┌─ Data provided

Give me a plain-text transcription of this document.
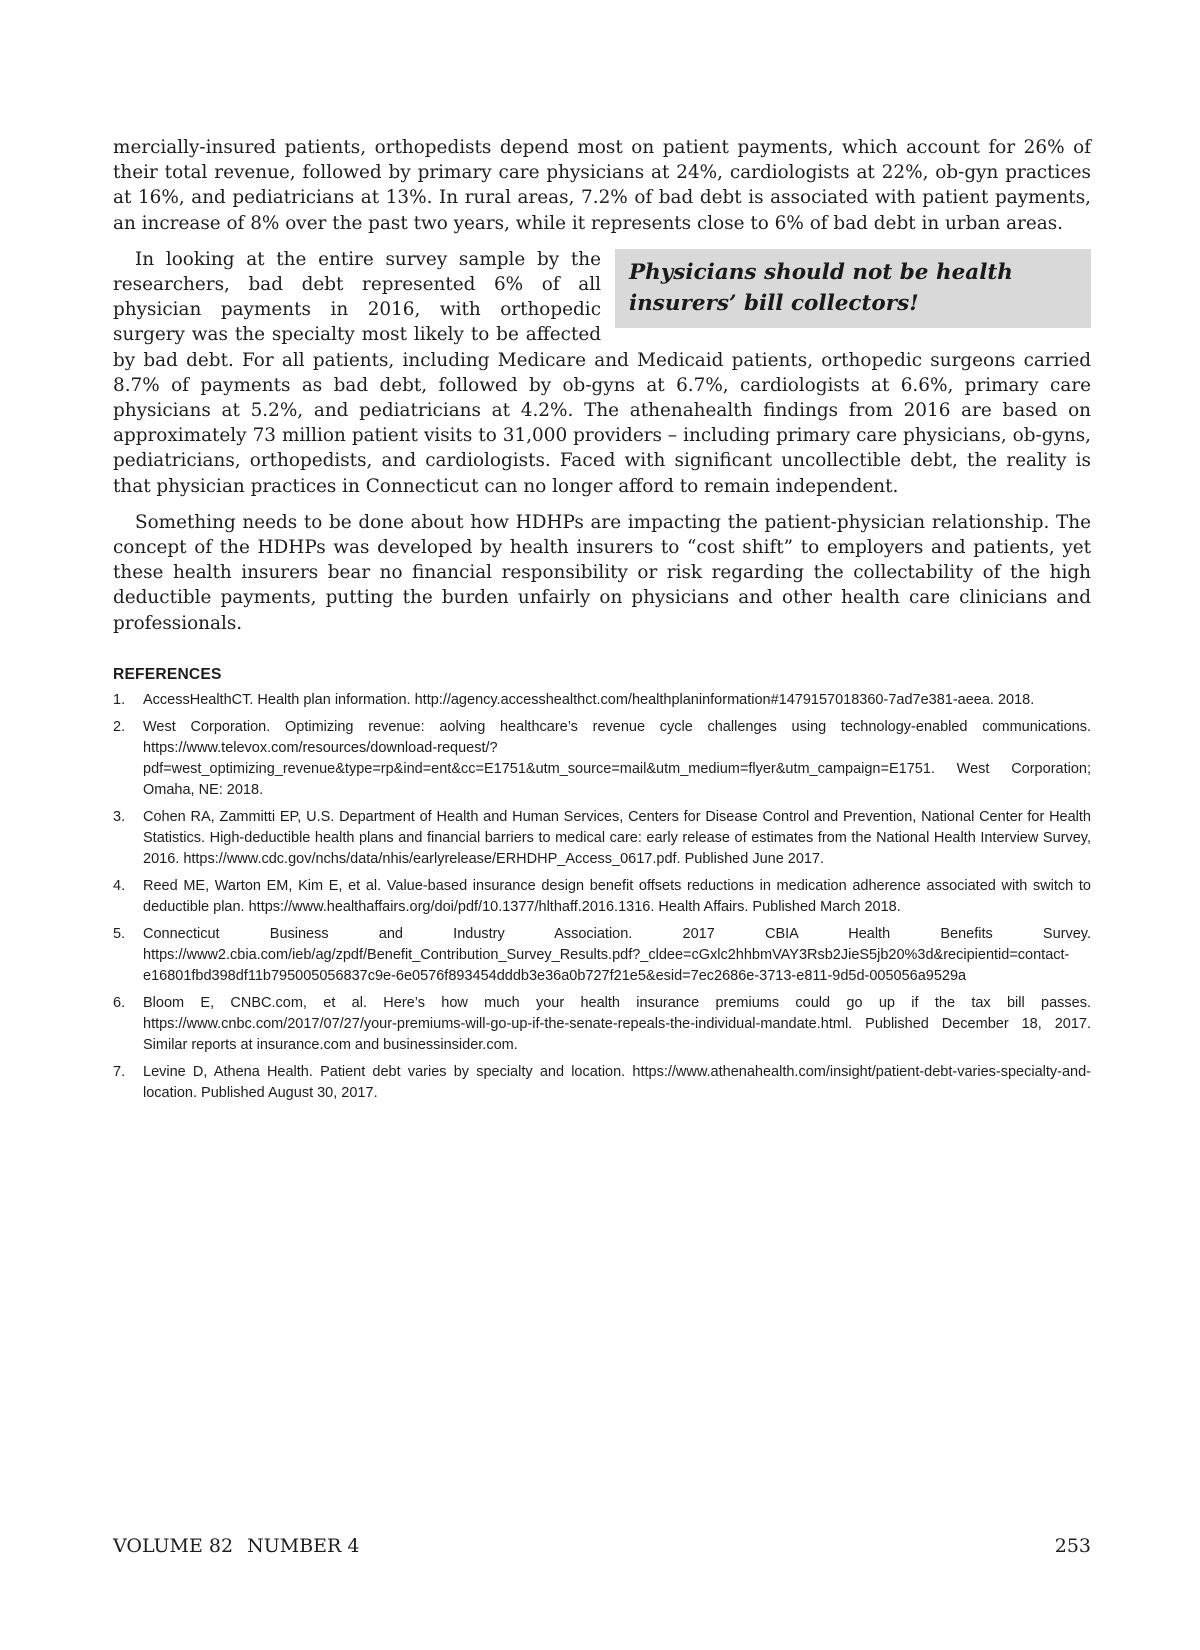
mercially-insured patients, orthopedists depend most on patient payments, which account for 26% of their total revenue, followed by primary care physicians at 24%, cardiologists at 22%, ob-gyn practices at 16%, and pediatricians at 13%. In rural areas, 7.2% of bad debt is associated with patient payments, an increase of 8% over the past two years, while it represents close to 6% of bad debt in urban areas.

Physicians should not be health insurers’ bill collectors!
In looking at the entire survey sample by the researchers, bad debt represented 6% of all physician payments in 2016, with orthopedic surgery was the specialty most likely to be affected by bad debt. For all patients, including Medicare and Medicaid patients, orthopedic surgeons carried 8.7% of payments as bad debt, followed by ob-gyns at 6.7%, cardiologists at 6.6%, primary care physicians at 5.2%, and pediatricians at 4.2%. The athenahealth findings from 2016 are based on approximately 73 million patient visits to 31,000 providers – including primary care physicians, ob-gyns, pediatricians, orthopedists, and cardiologists. Faced with significant uncollectible debt, the reality is that physician practices in Connecticut can no longer afford to remain independent.

Something needs to be done about how HDHPs are impacting the patient-physician relationship. The concept of the HDHPs was developed by health insurers to “cost shift” to employers and patients, yet these health insurers bear no financial responsibility or risk regarding the collectability of the high deductible payments, putting the burden unfairly on physicians and other health care clinicians and professionals.

REFERENCES
1.	AccessHealthCT. Health plan information. http://agency.accesshealthct.com/healthplaninformation#1479157018360-7ad7e381-aeea. 2018.
2.	West Corporation. Optimizing revenue: aolving healthcare’s revenue cycle challenges using technology-enabled communications. https://www.televox.com/resources/download-request/?pdf=west_optimizing_revenue&type=rp&ind=ent&cc=E1751&utm_source=mail&utm_medium=flyer&utm_campaign=E1751. West Corporation; Omaha, NE: 2018.
3.	Cohen RA, Zammitti EP, U.S. Department of Health and Human Services, Centers for Disease Control and Prevention, National Center for Health Statistics. High-deductible health plans and financial barriers to medical care: early release of estimates from the National Health Interview Survey, 2016. https://www.cdc.gov/nchs/data/nhis/earlyrelease/ERHDHP_Access_0617.pdf. Published June 2017.
4.	Reed ME, Warton EM, Kim E, et al. Value-based insurance design benefit offsets reductions in medication adherence associated with switch to deductible plan. https://www.healthaffairs.org/doi/pdf/10.1377/hlthaff.2016.1316. Health Affairs. Published March 2018.
5.	Connecticut Business and Industry Association. 2017 CBIA Health Benefits Survey. https://www2.cbia.com/ieb/ag/zpdf/Benefit_Contribution_Survey_Results.pdf?_cldee=cGxlc2hhbmVAY3Rsb2JieS5jb20%3d&recipientid=contact-e16801fbd398df11b795005056837c9e-6e0576f893454dddb3e36a0b727f21e5&esid=7ec2686e-3713-e811-9d5d-005056a9529a
6.	Bloom E, CNBC.com, et al. Here’s how much your health insurance premiums could go up if the tax bill passes. https://www.cnbc.com/2017/07/27/your-premiums-will-go-up-if-the-senate-repeals-the-individual-mandate.html. Published December 18, 2017. Similar reports at insurance.com and businessinsider.com.
7.	Levine D, Athena Health. Patient debt varies by specialty and location. https://www.athenahealth.com/insight/patient-debt-varies-specialty-and-location. Published August 30, 2017.
VOLUME 82 NUMBER 4	253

└─

#### Exercise details
Copy out every line of the data that includes "deductible".

#### Result of the task
Something needs to be done about how HDHPs are impacting the patient-physician relationship. The concept of the HDHPs was developed by health insurers to “cost shift” to employers and patients, yet these health insurers bear no financial responsibility or risk regarding the collectability of the high deductible payments, putting the burden unfairly on physicians and other health care clinicians and professionals.
3.	Cohen RA, Zammitti EP, U.S. Department of Health and Human Services, Centers for Disease Control and Prevention, National Center for Health Statistics. High-deductible health plans and financial barriers to medical care: early release of estimates from the National Health Interview Survey, 2016. https://www.cdc.gov/nchs/data/nhis/earlyrelease/ERHDHP_Access_0617.pdf. Published June 2017.
4.	Reed ME, Warton EM, Kim E, et al. Value-based insurance design benefit offsets reductions in medication adherence associated with switch to deductible plan. https://www.healthaffairs.org/doi/pdf/10.1377/hlthaff.2016.1316. Health Affairs. Published March 2018.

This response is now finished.